* [What is needed]:
Please translate this sentence from the Father's Day text into Spanish: "Got back home and cleared a spot on the dining room table to work on the puzzle while getting in another cup of coffee too."

* [Text segment]:
== == ==
Ok, lecture done for today! Let's all love each other and play nice in the playground of life.
This morning, Mandy, Maya and I went to church -nice service, saw many good friends, neighbors, enjoyed a little time to visit with some after church as well before we headed up to the grocery store to pick up stuff for supper and so I could get my Sunday Paper. Priorities, ya know! Gotta have the Sunday paper so I can try to see if I can figure out more than maybe 10 words in the Crossword puzzle each week, ya know.
Got back home and cleared a spot on the dining room table to work on the puzzle while getting in another cup of coffee too. Just getting started on the puzzle and Maya comes by saying she wants to go see the "pretty babies" -meaning she wants to go see the kittens. She heads to my room where they are in the big box with Mama Jorge and I give her the standard lecture not to pick them up! Just pet them nice-nice, softly, easy, ya know. She repeats my instructions back to me too and disappears into my room. I take a nice long sip of the steaming hot coffee and suddenly, here comes Maya, carrying a plastic grocery bag, looped over her arm and she hands it to me.
"Here, Grammie. Baby kitty in a bag," she tells me! Now that got my attention really fast as I got the plastic bag away from her, open it and look inside and sure enough, there's the smalller grey kitten -the one that is usually the "cry baby" of the bunch, no less, but it's being really quiet. I reach in and gently retrieve it and it snuggles up against my chest -no crying though - but probably had had the living crap scared out of it when Maya had picked it up and dumped it in the bag to start with, so that may be the secret to keeping that kitten quiet then. Just casually insert kitten into grocery store bag and carry it around that way! (Trust me, the kitten is ok!)
Mandy cooked breakfast while this was all taking place -really good, crisp bacon and French toast -which everyone except Kurtis enjoyed eating. He was much happier to sit in the high chair and pick up little pieces of his French toast and bacon that I had broken up for him to make it easy-to-eat finger food and then flick each bite-sized bit of bacon or French toast off his finger and make it go sailing across the dining room table. You try taking a bite of food or a sip of coffee and suddenly something goes whizzing by the end of your nose!
After eating, Bill took Maya out in the back yard and they had some really great father-daughter time doing this:
After doing the swing thing for a while, Maya donned her swim suit and took a dip in the little kiddie pool in front of the house. Kurtis, by the way, slept through the swinging and the pool thing -mainly because he is terrified this year of both of those things! Last summer, he liked to be put on the little baby swing, this year, he screams. Last year, when he couldn't even walk, he loved being in the pool with Maya, this year, his legs curl up as soon as you touch his toes to the water and he screams bloody blue murder! Go figure, huh?
Bill set up the canopy tent I got, put the table up inside it along with the glider from my aunt's house and now, we're all set for our evening meal - a nice cookout that Bill's doing with the steaks I got this morning at the store.
Here's what our "picnic area" in the back yard looks like now too.
And here's the new location of the fire pit too. It was way down in the back yard before, but Bill cleared out what had been a sandbox he had set up for the kids -but which the neighbor's cats kept coming over and using as their own personal sandbox -and moved the burn drum up there so after we dine in our fancy tent, we can move our folding chairs over to the area around the burn pit and toast marshmallows to our hearts' content, can't we?
It's nothing fancy, for sure -but it will serve our purposes fine and dandy and provide for a nice, cool place to sit outside; a place to eat and just enjoy some good, clean family pleasure.
Now, my supper's done -time to grab the chairs and go chow! Hope all of you -especially you Dad's - have a super Happy Father's Day -and just like birthdays -have many more to come!
== == ==
* [Rows]:
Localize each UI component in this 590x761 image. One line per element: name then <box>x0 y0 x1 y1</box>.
== == ==
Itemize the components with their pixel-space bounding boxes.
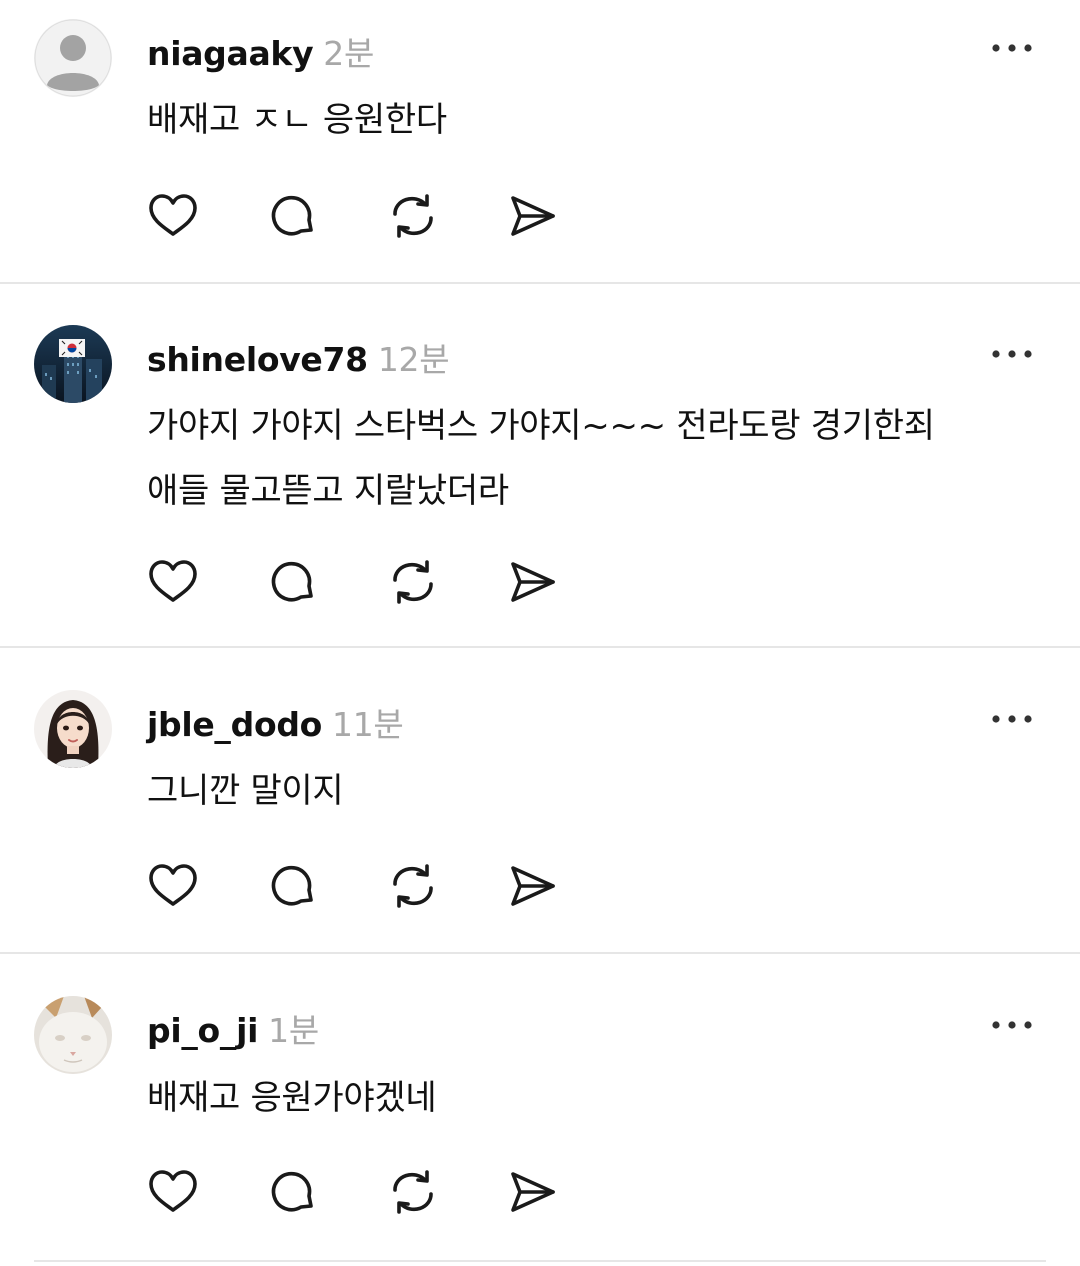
== == ==
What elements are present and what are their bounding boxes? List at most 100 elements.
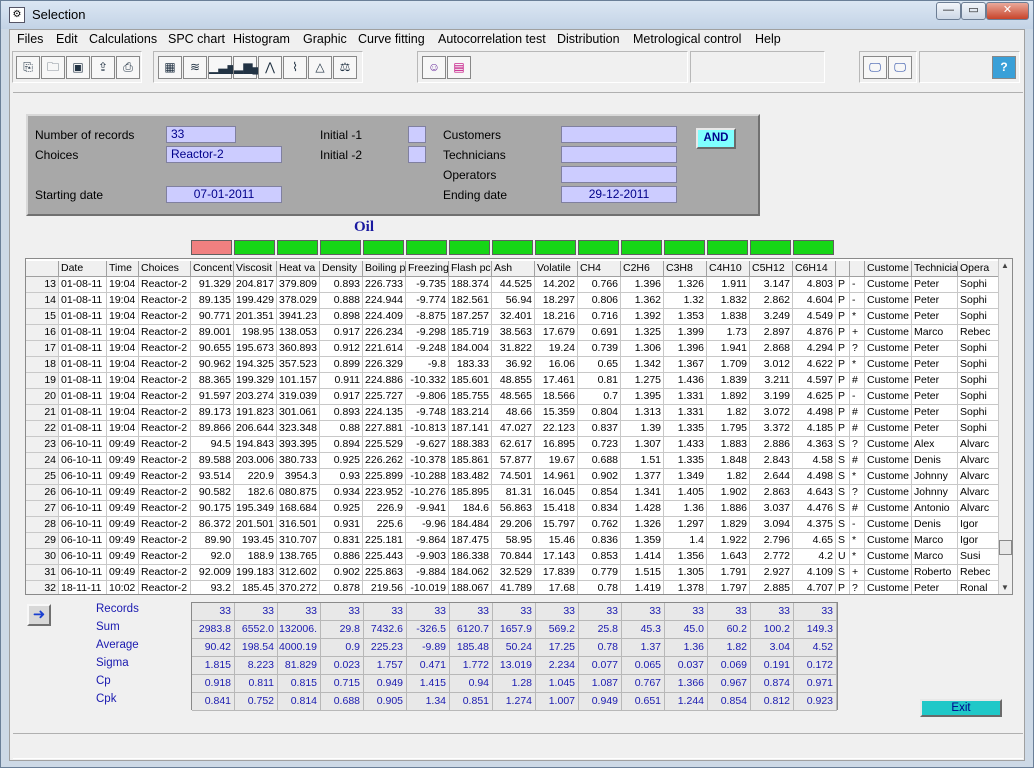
== == ==
* [Result]:
Volví a casa y despejé un espacio en la mesa del comedor para trabajar en el crucigrama mientras me tomaba también otra taza de café.